> [REQUIREMENTS]: Print each line exactly as it is given.

(Stored records)
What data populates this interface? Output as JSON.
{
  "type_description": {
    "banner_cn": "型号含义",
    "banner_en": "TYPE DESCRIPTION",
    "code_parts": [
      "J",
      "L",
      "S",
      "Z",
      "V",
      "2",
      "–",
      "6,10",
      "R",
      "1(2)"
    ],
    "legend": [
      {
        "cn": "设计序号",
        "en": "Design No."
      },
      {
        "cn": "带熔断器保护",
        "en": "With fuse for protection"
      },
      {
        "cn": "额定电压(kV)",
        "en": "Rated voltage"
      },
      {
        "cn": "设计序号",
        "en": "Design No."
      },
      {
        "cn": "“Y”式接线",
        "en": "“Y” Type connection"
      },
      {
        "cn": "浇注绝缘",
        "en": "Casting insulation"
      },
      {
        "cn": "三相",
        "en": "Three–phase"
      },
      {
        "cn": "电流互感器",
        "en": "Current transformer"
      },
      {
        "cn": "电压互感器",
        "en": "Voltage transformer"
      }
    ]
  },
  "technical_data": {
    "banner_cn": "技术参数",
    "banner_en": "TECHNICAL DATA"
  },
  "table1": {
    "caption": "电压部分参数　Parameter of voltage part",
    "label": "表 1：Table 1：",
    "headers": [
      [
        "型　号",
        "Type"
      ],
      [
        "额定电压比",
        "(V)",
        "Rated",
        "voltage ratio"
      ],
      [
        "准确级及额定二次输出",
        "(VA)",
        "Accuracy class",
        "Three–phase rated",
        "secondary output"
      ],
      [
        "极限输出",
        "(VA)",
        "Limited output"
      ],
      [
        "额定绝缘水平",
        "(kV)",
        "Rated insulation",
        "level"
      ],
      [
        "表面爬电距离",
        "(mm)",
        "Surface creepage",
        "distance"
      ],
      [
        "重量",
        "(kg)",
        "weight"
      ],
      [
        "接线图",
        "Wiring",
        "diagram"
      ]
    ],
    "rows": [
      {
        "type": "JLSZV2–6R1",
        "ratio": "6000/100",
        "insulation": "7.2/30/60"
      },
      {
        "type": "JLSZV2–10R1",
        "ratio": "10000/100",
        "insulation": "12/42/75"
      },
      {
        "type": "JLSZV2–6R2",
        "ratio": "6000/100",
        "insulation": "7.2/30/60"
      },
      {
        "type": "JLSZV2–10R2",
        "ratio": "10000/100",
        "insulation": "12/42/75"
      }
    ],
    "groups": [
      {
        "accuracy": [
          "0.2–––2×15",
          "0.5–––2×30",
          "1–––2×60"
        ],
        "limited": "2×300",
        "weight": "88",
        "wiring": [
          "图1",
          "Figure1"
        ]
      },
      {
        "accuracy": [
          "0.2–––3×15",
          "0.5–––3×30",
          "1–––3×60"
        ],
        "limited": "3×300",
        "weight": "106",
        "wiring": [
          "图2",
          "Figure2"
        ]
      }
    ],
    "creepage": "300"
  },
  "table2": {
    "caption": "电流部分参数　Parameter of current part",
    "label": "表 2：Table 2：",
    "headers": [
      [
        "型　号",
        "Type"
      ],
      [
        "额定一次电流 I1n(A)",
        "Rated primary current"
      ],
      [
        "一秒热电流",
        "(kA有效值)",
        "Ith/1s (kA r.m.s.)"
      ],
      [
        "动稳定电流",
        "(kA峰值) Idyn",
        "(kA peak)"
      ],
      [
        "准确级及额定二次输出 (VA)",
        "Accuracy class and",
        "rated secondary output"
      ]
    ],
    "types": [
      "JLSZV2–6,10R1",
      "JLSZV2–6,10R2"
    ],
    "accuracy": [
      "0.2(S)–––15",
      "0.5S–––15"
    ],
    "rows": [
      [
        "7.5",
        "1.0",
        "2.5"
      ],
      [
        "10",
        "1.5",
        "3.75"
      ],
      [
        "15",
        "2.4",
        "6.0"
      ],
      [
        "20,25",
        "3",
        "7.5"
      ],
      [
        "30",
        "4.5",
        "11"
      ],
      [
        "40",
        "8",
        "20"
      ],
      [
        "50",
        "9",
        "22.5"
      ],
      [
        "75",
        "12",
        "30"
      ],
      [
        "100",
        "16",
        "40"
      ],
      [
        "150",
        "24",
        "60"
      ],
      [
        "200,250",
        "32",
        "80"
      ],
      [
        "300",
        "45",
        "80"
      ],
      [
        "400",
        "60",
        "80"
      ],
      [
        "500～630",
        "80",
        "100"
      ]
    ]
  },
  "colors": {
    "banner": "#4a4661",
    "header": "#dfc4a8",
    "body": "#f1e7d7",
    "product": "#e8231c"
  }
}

> [ANSWER BELOW]:
What data populates this interface? Output as JSON.
{
  "type_description": {
    "banner_cn": "型号含义",
    "banner_en": "TYPE DESCRIPTION",
    "code_parts": [
      "J",
      "L",
      "S",
      "Z",
      "V",
      "2",
      "–",
      "6,10",
      "R",
      "1(2)"
    ],
    "legend": [
      {
        "cn": "设计序号",
        "en": "Design No."
      },
      {
        "cn": "带熔断器保护",
        "en": "With fuse for protection"
      },
      {
        "cn": "额定电压(kV)",
        "en": "Rated voltage"
      },
      {
        "cn": "设计序号",
        "en": "Design No."
      },
      {
        "cn": "“Y”式接线",
        "en": "“Y” Type connection"
      },
      {
        "cn": "浇注绝缘",
        "en": "Casting insulation"
      },
      {
        "cn": "三相",
        "en": "Three–phase"
      },
      {
        "cn": "电流互感器",
        "en": "Current transformer"
      },
      {
        "cn": "电压互感器",
        "en": "Voltage transformer"
      }
    ]
  },
  "technical_data": {
    "banner_cn": "技术参数",
    "banner_en": "TECHNICAL DATA"
  },
  "table1": {
    "caption": "电压部分参数　Parameter of voltage part",
    "label": "表 1：Table 1：",
    "headers": [
      [
        "型　号",
        "Type"
      ],
      [
        "额定电压比",
        "(V)",
        "Rated",
        "voltage ratio"
      ],
      [
        "准确级及额定二次输出",
        "(VA)",
        "Accuracy class",
        "Three–phase rated",
        "secondary output"
      ],
      [
        "极限输出",
        "(VA)",
        "Limited output"
      ],
      [
        "额定绝缘水平",
        "(kV)",
        "Rated insulation",
        "level"
      ],
      [
        "表面爬电距离",
        "(mm)",
        "Surface creepage",
        "distance"
      ],
      [
        "重量",
        "(kg)",
        "weight"
      ],
      [
        "接线图",
        "Wiring",
        "diagram"
      ]
    ],
    "rows": [
      {
        "type": "JLSZV2–6R1",
        "ratio": "6000/100",
        "insulation": "7.2/30/60"
      },
      {
        "type": "JLSZV2–10R1",
        "ratio": "10000/100",
        "insulation": "12/42/75"
      },
      {
        "type": "JLSZV2–6R2",
        "ratio": "6000/100",
        "insulation": "7.2/30/60"
      },
      {
        "type": "JLSZV2–10R2",
        "ratio": "10000/100",
        "insulation": "12/42/75"
      }
    ],
    "groups": [
      {
        "accuracy": [
          "0.2–––2×15",
          "0.5–––2×30",
          "1–––2×60"
        ],
        "limited": "2×300",
        "weight": "88",
        "wiring": [
          "图1",
          "Figure1"
        ]
      },
      {
        "accuracy": [
          "0.2–––3×15",
          "0.5–––3×30",
          "1–––3×60"
        ],
        "limited": "3×300",
        "weight": "106",
        "wiring": [
          "图2",
          "Figure2"
        ]
      }
    ],
    "creepage": "300"
  },
  "table2": {
    "caption": "电流部分参数　Parameter of current part",
    "label": "表 2：Table 2：",
    "headers": [
      [
        "型　号",
        "Type"
      ],
      [
        "额定一次电流 I1n(A)",
        "Rated primary current"
      ],
      [
        "一秒热电流",
        "(kA有效值)",
        "Ith/1s (kA r.m.s.)"
      ],
      [
        "动稳定电流",
        "(kA峰值) Idyn",
        "(kA peak)"
      ],
      [
        "准确级及额定二次输出 (VA)",
        "Accuracy class and",
        "rated secondary output"
      ]
    ],
    "types": [
      "JLSZV2–6,10R1",
      "JLSZV2–6,10R2"
    ],
    "accuracy": [
      "0.2(S)–––15",
      "0.5S–––15"
    ],
    "rows": [
      [
        "7.5",
        "1.0",
        "2.5"
      ],
      [
        "10",
        "1.5",
        "3.75"
      ],
      [
        "15",
        "2.4",
        "6.0"
      ],
      [
        "20,25",
        "3",
        "7.5"
      ],
      [
        "30",
        "4.5",
        "11"
      ],
      [
        "40",
        "8",
        "20"
      ],
      [
        "50",
        "9",
        "22.5"
      ],
      [
        "75",
        "12",
        "30"
      ],
      [
        "100",
        "16",
        "40"
      ],
      [
        "150",
        "24",
        "60"
      ],
      [
        "200,250",
        "32",
        "80"
      ],
      [
        "300",
        "45",
        "80"
      ],
      [
        "400",
        "60",
        "80"
      ],
      [
        "500～630",
        "80",
        "100"
      ]
    ]
  },
  "colors": {
    "banner": "#4a4661",
    "header": "#dfc4a8",
    "body": "#f1e7d7",
    "product": "#e8231c"
  }
}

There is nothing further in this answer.